Reproduce the records below exactly as they appear.

──────── RECORD LIST ────────

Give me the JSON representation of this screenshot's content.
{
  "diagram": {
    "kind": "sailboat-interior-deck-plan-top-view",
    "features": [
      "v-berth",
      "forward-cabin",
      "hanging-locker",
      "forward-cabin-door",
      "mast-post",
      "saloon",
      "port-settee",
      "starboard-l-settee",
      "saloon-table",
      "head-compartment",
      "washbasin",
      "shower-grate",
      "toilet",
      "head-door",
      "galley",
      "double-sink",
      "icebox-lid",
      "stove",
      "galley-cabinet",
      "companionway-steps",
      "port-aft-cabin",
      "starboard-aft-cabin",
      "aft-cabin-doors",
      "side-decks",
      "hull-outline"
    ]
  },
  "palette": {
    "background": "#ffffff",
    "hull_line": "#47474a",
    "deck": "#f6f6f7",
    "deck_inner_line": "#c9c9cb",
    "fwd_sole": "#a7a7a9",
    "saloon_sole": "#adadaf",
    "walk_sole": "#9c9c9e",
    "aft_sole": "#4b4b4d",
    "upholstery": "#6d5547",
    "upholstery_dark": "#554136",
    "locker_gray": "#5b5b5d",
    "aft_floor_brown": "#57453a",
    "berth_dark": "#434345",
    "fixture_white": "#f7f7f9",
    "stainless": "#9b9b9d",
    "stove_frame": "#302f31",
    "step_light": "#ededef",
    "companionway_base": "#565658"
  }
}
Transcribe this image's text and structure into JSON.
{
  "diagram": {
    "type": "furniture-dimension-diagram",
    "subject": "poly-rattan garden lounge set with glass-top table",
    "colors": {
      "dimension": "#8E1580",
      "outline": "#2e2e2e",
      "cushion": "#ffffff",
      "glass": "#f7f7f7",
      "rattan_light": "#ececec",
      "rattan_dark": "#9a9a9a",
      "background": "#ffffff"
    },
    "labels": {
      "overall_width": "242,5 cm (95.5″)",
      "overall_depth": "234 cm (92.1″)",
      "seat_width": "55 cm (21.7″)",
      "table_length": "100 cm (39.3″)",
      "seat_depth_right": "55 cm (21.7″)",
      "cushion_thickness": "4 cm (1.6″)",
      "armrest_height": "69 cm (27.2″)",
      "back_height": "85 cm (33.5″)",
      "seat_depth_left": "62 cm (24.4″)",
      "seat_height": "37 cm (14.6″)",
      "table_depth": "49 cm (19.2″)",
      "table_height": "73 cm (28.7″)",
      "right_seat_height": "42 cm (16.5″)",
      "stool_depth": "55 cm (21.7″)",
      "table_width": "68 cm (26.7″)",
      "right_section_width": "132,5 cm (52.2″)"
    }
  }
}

────────

● THE OUTPUT:
Give me the JSON representation of this screenshot's content.
{
  "diagram": {
    "kind": "sailboat-interior-deck-plan-top-view",
    "features": [
      "v-berth",
      "forward-cabin",
      "hanging-locker",
      "forward-cabin-door",
      "mast-post",
      "saloon",
      "port-settee",
      "starboard-l-settee",
      "saloon-table",
      "head-compartment",
      "washbasin",
      "shower-grate",
      "toilet",
      "head-door",
      "galley",
      "double-sink",
      "icebox-lid",
      "stove",
      "galley-cabinet",
      "companionway-steps",
      "port-aft-cabin",
      "starboard-aft-cabin",
      "aft-cabin-doors",
      "side-decks",
      "hull-outline"
    ]
  },
  "palette": {
    "background": "#ffffff",
    "hull_line": "#47474a",
    "deck": "#f6f6f7",
    "deck_inner_line": "#c9c9cb",
    "fwd_sole": "#a7a7a9",
    "saloon_sole": "#adadaf",
    "walk_sole": "#9c9c9e",
    "aft_sole": "#4b4b4d",
    "upholstery": "#6d5547",
    "upholstery_dark": "#554136",
    "locker_gray": "#5b5b5d",
    "aft_floor_brown": "#57453a",
    "berth_dark": "#434345",
    "fixture_white": "#f7f7f9",
    "stainless": "#9b9b9d",
    "stove_frame": "#302f31",
    "step_light": "#ededef",
    "companionway_base": "#565658"
  }
}
Transcribe this image's text and structure into JSON.
{
  "diagram": {
    "type": "furniture-dimension-diagram",
    "subject": "poly-rattan garden lounge set with glass-top table",
    "colors": {
      "dimension": "#8E1580",
      "outline": "#2e2e2e",
      "cushion": "#ffffff",
      "glass": "#f7f7f7",
      "rattan_light": "#ececec",
      "rattan_dark": "#9a9a9a",
      "background": "#ffffff"
    },
    "labels": {
      "overall_width": "242,5 cm (95.5″)",
      "overall_depth": "234 cm (92.1″)",
      "seat_width": "55 cm (21.7″)",
      "table_length": "100 cm (39.3″)",
      "seat_depth_right": "55 cm (21.7″)",
      "cushion_thickness": "4 cm (1.6″)",
      "armrest_height": "69 cm (27.2″)",
      "back_height": "85 cm (33.5″)",
      "seat_depth_left": "62 cm (24.4″)",
      "seat_height": "37 cm (14.6″)",
      "table_depth": "49 cm (19.2″)",
      "table_height": "73 cm (28.7″)",
      "right_seat_height": "42 cm (16.5″)",
      "stool_depth": "55 cm (21.7″)",
      "table_width": "68 cm (26.7″)",
      "right_section_width": "132,5 cm (52.2″)"
    }
  }
}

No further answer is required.